Segment Start: EXERCISE PASSAGE

Node Magazine
- Website type: Annotator
- Available in: English
- Owner: Sean Kearney
- Creator: patternBoy
- Website: http://www.nodemagazine.com/
- Commercial: No
- Registration: No
- Launched: February 7, 2007

= Node Magazine =

Node Magazine is a literary project in the guise of a fictional magazine created to annotate the novel Spook Country by William Gibson.

The project is essentially a hypertext version of the novel. It takes its name from Node, a non-existent magazine in Spook Country owned by Hubertus Bigend, which employs the novel's protagonist to pursue the source of locative art.

The project drew attention from the novelist, and has been featured in The Guardian, The Washington Post, Salon, The Seattle Times and the Santa Cruz Sentinel. The academic literary critic John Sutherland has claimed that the project threatened "to completely overhaul the way literary criticism is conducted".

==Origin==
The project was initiated when the recipient of an advanced reading copy of the novel mobilised "an army of volunteers" to track the references and assemble the cloud of data surrounding the novel – every element of the work which is searchable on internet resources such as Google and Wikipedia. The pseudonymous author, under the pen name patternBoy, conceived the Node project as "a multi-author blog of fictional news stories in the Spook Country universe", and did not anticipate that it would itself become the focus of media attention. He declared the launch of the Node tumblog sister-site to Node Magazine on June 24, 2007, with the following announcement:

With 42 days before the official release and a total of 84 chapters, I will begin posting two short (under 807 characters each in celebration of the official release date) chapter summaries each day. Quotations will be very sparse and all posts will contain my interpretations (and likely significant spoilers) re: the yet-to-be-released work.

Segment End: EXERCISE PASSAGE
Segment Start: RECORDS

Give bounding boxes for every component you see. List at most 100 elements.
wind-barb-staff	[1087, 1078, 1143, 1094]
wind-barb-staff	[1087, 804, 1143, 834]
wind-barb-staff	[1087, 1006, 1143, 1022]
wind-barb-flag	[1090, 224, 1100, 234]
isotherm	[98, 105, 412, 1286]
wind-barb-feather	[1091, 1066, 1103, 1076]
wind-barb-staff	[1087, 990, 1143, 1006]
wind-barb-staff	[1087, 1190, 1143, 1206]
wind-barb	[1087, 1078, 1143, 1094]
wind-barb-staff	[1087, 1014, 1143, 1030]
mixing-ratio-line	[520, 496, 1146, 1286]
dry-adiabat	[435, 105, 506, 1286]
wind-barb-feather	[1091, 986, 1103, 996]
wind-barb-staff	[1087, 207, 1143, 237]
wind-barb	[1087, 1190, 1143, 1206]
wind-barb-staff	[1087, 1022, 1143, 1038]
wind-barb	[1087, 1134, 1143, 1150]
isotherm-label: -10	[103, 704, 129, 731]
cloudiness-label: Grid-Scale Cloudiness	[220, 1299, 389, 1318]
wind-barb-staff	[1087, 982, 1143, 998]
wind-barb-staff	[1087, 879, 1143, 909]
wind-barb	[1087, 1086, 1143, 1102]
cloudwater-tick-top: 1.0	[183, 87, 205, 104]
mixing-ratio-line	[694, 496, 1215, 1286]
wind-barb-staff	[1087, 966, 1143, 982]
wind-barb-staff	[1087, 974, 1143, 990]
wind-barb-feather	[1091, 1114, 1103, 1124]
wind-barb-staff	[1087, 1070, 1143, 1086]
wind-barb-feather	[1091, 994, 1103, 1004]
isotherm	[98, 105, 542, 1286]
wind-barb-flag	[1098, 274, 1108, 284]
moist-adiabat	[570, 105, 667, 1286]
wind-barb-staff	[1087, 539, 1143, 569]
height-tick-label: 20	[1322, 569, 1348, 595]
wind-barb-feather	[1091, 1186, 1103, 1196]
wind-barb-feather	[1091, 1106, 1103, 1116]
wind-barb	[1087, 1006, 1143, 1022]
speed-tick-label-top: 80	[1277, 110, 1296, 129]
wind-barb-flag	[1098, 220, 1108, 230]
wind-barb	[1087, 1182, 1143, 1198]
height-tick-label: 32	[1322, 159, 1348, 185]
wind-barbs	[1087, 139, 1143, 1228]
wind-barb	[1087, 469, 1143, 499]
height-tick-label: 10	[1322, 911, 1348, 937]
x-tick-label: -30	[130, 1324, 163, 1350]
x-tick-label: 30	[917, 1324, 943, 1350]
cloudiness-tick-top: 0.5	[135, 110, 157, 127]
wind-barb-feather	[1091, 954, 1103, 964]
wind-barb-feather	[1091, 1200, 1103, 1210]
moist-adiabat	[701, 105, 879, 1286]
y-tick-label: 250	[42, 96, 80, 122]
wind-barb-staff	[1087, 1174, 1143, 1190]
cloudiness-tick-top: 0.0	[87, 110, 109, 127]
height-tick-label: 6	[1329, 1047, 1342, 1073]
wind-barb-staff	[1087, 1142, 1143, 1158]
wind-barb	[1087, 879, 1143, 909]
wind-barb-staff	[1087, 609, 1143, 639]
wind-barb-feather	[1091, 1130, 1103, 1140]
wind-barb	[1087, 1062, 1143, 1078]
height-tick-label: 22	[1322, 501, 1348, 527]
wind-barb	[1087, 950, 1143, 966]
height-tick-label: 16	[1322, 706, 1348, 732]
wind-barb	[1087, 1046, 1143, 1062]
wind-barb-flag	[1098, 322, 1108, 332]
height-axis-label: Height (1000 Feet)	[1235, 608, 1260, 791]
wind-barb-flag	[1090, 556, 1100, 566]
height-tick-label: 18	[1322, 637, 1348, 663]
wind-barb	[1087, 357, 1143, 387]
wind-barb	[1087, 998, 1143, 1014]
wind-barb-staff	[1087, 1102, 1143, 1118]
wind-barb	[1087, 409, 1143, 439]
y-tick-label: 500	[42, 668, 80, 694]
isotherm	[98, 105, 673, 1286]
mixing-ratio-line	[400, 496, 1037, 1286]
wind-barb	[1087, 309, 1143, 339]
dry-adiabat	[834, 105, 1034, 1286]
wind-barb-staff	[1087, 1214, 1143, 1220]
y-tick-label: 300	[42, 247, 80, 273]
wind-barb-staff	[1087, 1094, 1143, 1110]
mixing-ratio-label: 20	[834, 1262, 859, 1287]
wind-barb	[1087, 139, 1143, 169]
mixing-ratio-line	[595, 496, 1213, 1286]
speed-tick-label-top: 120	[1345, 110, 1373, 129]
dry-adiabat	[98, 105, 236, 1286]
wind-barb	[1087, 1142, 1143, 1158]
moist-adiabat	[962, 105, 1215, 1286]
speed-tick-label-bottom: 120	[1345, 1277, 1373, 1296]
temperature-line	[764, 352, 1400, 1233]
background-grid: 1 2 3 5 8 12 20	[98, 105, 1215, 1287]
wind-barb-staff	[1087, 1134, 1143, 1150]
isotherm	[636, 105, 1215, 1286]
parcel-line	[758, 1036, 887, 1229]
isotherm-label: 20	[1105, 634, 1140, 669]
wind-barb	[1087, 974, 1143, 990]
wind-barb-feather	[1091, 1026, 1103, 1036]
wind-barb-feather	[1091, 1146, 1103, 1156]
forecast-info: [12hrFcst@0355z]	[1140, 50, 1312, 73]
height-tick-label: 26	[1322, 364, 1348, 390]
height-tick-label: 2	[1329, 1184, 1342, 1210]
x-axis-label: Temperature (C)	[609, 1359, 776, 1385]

Segment End: RECORDS

● **EXPLORE THE MATERIAL**
1. In the Node Magazine article, which novel was the project created to annotate?
2. Can you summarize the Node Magazine article in two sentences?

● **SOLUTIONS PER TASK**
1. Spook Country by William Gibson.

2. Node Magazine is a literary project that works as a hypertext version of William Gibson's Spook Country, presented as the fictional magazine Node from the novel. Conceived under the pen name patternBoy, with volunteers tracking the novel's references, it drew the novelist's attention and was featured in outlets including The Guardian and The Washington Post.